§ **Records contained in a dataset**:
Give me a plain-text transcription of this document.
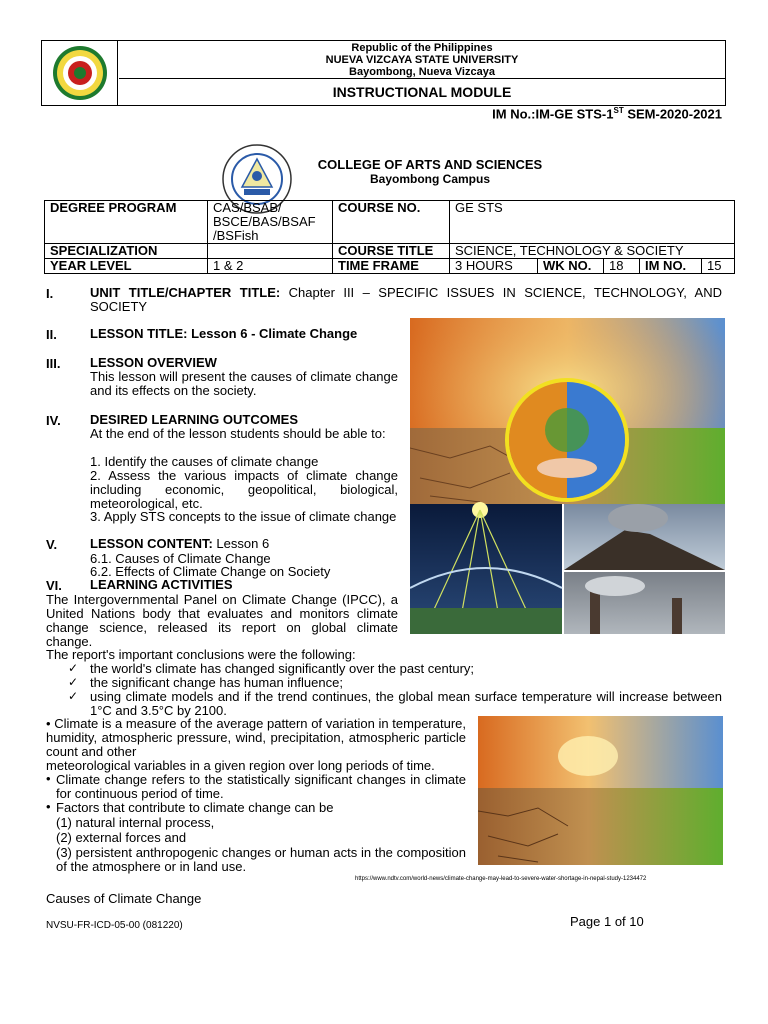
Republic of the Philippines
NUEVA VIZCAYA STATE UNIVERSITY
Bayombong, Nueva Vizcaya
INSTRUCTIONAL MODULE
IM No.:IM-GE STS-1ST SEM-2020-2021
COLLEGE OF ARTS AND SCIENCES
Bayombong Campus
DEGREE PROGRAM	CAS/BSAB/ BSCE/BAS/BSAF /BSFish	COURSE NO.	GE STS				
SPECIALIZATION		COURSE TITLE	SCIENCE, TECHNOLOGY & SOCIETY				
YEAR LEVEL	1 & 2	TIME FRAME	3 HOURS	WK NO.	18	IM NO.	15
I.	UNIT TITLE/CHAPTER TITLE: Chapter III – SPECIFIC ISSUES IN SCIENCE, TECHNOLOGY, AND SOCIETY
II.	LESSON TITLE: Lesson 6 - Climate Change
III. LESSON OVERVIEW
This lesson will present the causes of climate change and its effects on the society.
IV. DESIRED LEARNING OUTCOMES
At the end of the lesson students should be able to:
1. Identify the causes of climate change
2. Assess the various impacts of climate change including economic, geopolitical, biological, meteorological, etc.
3. Apply STS concepts to the issue of climate change
V.	LESSON CONTENT: Lesson 6
6.1. Causes of Climate Change
6.2. Effects of Climate Change on Society
VI. LEARNING ACTIVITIES
The Intergovernmental Panel on Climate Change (IPCC), a United Nations body that evaluates and monitors climate change science, released its report on global climate change.
The report's important conclusions were the following:
✓ the world's climate has changed significantly over the past century;
✓ the significant change has human influence;
✓ using climate models and if the trend continues, the global mean surface temperature will increase between 1°C and 3.5°C by 2100.
• Climate is a measure of the average pattern of variation in temperature, humidity, atmospheric pressure, wind, precipitation, atmospheric particle count and other
meteorological variables in a given region over long periods of time.
• Climate change refers to the statistically significant changes in climate for continuous period of time.
• Factors that contribute to climate change can be
(1) natural internal process,
(2) external forces and
(3) persistent anthropogenic changes or human acts in the composition of the atmosphere or in land use.
https://www.ndtv.com/world-news/climate-change-may-lead-to-severe-water-shortage-in-nepal-study-1234472
Causes of Climate Change
NVSU-FR-ICD-05-00 (081220)	Page 1 of 10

§ **EXERCISE OBJECTIVE**:
Copy each line above containing the string "COURSE".

§ **FINISHED EXERCISE**:
DEGREE PROGRAM	CAS/BSAB/ BSCE/BAS/BSAF /BSFish	COURSE NO.	GE STS				
SPECIALIZATION		COURSE TITLE	SCIENCE, TECHNOLOGY & SOCIETY				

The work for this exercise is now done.